What you are asked to do:
Every line that contains the word "knownMappers" should be copied out.

[Dataset records]
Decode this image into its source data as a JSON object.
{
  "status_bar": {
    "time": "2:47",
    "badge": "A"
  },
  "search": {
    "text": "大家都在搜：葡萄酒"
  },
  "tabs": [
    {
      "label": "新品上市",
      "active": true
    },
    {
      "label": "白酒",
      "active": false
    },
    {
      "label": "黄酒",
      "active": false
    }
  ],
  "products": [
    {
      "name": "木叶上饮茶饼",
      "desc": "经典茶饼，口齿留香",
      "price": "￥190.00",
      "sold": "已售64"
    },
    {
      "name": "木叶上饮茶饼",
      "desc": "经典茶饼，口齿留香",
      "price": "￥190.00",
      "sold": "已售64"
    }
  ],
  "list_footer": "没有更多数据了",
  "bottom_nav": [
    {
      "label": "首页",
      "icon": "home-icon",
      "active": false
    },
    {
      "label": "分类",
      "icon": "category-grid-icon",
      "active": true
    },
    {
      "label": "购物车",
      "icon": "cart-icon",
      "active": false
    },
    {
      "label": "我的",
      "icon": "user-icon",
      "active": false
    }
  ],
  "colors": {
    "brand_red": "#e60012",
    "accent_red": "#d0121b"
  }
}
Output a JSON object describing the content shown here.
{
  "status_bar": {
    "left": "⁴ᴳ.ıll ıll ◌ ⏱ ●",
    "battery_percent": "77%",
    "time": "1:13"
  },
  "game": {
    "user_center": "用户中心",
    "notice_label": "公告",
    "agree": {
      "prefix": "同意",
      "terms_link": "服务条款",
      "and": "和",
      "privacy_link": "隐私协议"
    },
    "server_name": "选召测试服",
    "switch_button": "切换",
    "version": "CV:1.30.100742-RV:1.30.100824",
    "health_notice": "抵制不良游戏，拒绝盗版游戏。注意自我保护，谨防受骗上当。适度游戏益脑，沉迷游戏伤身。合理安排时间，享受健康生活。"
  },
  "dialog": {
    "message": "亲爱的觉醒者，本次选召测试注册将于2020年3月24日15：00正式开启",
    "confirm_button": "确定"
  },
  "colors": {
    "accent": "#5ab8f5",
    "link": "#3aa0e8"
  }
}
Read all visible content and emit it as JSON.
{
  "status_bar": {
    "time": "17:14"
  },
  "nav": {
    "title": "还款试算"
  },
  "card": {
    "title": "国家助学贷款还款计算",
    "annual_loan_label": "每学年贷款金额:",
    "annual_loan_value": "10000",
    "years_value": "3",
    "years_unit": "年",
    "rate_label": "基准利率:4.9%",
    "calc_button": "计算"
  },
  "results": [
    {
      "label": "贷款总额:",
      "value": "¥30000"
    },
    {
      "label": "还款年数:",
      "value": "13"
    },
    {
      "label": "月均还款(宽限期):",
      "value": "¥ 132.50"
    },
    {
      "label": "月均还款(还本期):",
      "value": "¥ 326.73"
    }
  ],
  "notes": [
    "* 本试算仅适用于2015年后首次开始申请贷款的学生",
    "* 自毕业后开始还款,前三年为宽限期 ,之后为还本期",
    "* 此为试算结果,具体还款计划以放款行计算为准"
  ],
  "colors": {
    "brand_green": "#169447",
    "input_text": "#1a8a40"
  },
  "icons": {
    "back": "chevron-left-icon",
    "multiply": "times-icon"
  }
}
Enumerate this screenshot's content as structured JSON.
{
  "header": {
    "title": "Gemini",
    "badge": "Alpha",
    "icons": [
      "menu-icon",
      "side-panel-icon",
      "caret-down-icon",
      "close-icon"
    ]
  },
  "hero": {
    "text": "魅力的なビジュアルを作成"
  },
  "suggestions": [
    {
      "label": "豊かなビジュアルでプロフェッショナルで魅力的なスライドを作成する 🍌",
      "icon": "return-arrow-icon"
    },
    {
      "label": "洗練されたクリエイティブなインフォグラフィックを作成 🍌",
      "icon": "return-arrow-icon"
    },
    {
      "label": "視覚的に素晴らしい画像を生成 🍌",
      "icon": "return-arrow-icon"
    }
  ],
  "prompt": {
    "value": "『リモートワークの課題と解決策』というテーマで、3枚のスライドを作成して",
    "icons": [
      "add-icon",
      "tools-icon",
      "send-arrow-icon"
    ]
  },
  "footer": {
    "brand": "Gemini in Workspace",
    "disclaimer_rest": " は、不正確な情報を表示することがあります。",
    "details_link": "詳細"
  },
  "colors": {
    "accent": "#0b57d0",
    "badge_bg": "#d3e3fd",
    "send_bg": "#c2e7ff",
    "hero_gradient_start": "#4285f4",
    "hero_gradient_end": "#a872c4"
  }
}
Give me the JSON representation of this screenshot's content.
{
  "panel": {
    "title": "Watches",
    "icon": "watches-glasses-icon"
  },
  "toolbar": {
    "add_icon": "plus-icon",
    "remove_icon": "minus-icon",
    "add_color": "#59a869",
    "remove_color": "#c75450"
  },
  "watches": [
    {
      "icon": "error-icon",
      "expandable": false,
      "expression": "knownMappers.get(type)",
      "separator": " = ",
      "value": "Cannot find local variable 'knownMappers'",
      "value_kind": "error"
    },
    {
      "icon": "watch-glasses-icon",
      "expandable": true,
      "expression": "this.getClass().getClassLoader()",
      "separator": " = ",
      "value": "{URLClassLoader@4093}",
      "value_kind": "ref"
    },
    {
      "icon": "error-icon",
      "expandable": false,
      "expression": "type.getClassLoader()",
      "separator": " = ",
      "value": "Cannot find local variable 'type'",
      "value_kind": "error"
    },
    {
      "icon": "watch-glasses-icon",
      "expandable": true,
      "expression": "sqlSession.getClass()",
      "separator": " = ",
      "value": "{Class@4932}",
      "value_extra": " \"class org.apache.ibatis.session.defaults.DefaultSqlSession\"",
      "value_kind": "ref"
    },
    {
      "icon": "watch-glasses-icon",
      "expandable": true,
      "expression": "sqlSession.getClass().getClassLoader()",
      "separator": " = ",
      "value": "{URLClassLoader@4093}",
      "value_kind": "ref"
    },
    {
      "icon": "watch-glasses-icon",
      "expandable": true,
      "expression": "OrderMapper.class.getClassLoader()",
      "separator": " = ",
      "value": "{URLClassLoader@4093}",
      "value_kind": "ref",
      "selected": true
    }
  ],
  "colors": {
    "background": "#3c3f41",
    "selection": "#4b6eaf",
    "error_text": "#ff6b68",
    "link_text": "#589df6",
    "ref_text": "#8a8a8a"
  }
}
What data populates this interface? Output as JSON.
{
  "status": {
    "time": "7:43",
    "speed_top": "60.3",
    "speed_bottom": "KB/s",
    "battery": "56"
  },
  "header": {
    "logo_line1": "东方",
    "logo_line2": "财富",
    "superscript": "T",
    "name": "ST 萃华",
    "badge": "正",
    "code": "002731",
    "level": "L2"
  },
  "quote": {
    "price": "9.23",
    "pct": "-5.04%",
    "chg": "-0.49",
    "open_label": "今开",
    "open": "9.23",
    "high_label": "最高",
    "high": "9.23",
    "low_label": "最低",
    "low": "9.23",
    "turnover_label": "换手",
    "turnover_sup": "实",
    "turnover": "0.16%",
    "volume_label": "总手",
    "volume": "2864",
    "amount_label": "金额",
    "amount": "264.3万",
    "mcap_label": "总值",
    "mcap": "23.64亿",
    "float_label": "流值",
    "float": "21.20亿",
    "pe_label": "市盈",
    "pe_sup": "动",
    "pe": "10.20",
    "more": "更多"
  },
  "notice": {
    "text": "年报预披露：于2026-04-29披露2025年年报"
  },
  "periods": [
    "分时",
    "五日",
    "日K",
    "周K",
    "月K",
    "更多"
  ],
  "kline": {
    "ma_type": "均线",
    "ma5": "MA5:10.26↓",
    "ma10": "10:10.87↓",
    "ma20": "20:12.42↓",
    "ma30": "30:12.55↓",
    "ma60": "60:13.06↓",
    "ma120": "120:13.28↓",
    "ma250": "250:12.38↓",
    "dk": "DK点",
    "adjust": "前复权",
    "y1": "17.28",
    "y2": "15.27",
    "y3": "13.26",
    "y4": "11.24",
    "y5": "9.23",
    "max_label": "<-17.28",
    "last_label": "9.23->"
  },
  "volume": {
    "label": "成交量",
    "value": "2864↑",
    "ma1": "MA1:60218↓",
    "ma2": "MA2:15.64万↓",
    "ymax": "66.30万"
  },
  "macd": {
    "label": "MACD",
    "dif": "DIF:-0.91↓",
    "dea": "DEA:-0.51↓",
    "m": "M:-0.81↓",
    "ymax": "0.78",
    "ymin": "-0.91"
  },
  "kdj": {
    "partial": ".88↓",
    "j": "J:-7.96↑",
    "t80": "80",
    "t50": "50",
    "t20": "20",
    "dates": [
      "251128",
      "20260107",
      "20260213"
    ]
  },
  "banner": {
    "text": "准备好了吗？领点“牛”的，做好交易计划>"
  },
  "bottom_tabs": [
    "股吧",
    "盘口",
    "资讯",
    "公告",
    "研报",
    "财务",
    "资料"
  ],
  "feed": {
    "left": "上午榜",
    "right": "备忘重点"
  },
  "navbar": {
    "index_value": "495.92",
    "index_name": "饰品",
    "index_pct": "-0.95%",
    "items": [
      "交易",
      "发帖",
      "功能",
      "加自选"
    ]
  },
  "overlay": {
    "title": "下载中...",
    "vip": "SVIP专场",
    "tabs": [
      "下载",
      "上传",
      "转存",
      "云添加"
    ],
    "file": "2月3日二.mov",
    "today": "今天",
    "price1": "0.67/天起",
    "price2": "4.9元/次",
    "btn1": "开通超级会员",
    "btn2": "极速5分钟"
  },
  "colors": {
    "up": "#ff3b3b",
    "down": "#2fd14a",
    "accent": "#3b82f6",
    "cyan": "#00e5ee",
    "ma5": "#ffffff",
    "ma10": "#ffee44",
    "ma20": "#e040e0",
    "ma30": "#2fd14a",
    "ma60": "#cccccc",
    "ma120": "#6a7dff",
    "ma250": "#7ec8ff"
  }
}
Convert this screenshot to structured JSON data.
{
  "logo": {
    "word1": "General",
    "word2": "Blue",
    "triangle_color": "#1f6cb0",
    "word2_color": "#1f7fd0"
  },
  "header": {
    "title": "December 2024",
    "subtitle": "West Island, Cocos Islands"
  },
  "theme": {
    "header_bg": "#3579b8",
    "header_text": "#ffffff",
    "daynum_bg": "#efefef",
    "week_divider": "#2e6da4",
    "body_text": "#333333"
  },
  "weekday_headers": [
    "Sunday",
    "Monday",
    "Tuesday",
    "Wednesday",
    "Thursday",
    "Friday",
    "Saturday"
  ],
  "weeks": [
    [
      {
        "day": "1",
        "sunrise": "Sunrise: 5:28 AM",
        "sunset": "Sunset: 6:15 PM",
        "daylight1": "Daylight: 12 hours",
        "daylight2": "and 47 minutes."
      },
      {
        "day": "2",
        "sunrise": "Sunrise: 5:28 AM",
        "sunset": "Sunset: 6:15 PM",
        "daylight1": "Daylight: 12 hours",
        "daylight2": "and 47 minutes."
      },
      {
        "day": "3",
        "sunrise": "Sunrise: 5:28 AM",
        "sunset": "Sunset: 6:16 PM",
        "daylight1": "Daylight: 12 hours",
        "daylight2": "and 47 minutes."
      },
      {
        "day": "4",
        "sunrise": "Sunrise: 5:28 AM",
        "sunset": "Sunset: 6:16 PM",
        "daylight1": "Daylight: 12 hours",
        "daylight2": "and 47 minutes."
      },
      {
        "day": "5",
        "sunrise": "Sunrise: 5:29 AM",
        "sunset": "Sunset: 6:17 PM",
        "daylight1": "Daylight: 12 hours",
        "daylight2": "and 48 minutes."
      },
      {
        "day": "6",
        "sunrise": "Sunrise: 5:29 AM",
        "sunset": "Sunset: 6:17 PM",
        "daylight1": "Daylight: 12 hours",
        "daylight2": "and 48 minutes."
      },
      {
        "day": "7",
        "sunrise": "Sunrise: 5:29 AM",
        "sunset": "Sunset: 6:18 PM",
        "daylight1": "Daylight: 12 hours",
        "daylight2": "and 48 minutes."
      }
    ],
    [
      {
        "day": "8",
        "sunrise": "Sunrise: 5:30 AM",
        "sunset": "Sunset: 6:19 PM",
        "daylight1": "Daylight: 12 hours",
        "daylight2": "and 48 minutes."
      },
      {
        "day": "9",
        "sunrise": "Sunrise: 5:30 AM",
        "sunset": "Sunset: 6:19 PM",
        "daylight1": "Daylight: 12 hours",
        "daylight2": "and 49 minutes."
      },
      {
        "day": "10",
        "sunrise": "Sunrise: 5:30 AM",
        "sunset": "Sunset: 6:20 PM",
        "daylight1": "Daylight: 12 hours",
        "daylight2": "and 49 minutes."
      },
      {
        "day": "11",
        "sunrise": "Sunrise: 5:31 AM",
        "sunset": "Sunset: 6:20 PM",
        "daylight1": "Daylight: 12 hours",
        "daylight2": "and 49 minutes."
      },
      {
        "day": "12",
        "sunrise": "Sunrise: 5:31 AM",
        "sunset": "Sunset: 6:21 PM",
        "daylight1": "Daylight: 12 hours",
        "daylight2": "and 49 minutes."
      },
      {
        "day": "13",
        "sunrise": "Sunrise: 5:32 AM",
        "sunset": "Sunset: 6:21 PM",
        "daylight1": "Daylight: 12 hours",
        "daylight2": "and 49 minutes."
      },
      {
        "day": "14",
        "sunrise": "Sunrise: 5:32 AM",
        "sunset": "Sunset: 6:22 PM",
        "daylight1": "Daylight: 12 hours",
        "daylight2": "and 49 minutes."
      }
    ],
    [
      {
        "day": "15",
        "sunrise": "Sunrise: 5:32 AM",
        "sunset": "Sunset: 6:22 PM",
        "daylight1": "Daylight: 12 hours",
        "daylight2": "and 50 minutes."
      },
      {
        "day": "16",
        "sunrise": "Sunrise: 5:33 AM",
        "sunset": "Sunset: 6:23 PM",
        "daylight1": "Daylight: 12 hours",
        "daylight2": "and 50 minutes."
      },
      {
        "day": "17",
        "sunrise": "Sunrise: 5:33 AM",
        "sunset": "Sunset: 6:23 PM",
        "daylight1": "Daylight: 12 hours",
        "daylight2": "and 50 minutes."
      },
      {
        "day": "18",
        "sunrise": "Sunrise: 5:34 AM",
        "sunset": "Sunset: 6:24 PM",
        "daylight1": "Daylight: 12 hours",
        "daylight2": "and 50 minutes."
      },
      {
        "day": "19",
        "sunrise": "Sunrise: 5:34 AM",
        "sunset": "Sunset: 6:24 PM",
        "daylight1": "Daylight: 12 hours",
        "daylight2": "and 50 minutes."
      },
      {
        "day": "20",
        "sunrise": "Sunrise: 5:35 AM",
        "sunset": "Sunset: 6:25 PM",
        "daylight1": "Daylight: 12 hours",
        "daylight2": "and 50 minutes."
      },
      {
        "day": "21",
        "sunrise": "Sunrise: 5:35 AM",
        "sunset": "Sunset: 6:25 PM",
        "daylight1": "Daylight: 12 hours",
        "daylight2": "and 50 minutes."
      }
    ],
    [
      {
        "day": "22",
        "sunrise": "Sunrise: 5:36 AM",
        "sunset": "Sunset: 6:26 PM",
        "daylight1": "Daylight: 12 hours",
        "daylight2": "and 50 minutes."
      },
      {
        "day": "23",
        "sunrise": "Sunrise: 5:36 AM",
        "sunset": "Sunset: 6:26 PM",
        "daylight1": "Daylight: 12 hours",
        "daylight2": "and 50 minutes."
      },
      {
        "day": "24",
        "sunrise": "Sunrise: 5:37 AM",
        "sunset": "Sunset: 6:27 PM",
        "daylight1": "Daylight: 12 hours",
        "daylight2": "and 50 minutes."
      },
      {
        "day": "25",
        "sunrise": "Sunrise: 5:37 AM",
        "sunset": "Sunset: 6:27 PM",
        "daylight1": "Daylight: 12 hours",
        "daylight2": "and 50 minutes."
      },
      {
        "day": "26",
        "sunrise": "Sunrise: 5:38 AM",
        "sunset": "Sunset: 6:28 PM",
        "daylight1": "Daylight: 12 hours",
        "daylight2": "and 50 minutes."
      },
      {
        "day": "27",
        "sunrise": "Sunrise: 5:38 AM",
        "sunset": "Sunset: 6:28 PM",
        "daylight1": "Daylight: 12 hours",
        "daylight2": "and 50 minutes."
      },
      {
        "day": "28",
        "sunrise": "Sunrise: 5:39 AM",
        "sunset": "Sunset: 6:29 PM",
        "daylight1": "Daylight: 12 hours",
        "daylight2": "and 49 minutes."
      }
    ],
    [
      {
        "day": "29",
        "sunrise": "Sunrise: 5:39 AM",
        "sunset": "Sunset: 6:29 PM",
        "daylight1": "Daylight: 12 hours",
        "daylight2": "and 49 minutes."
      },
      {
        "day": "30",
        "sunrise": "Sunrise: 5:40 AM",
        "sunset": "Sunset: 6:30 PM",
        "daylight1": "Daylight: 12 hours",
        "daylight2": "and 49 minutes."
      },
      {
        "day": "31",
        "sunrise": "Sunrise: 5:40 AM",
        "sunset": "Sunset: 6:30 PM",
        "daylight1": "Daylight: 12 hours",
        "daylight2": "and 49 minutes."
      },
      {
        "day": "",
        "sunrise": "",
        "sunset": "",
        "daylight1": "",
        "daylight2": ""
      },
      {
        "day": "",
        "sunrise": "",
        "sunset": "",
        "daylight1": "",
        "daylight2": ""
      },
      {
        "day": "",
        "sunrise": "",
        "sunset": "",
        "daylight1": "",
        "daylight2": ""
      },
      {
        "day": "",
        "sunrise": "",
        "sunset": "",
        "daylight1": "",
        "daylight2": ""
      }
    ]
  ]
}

Exercise response:
      "expression": "knownMappers.get(type)",
      "value": "Cannot find local variable 'knownMappers'",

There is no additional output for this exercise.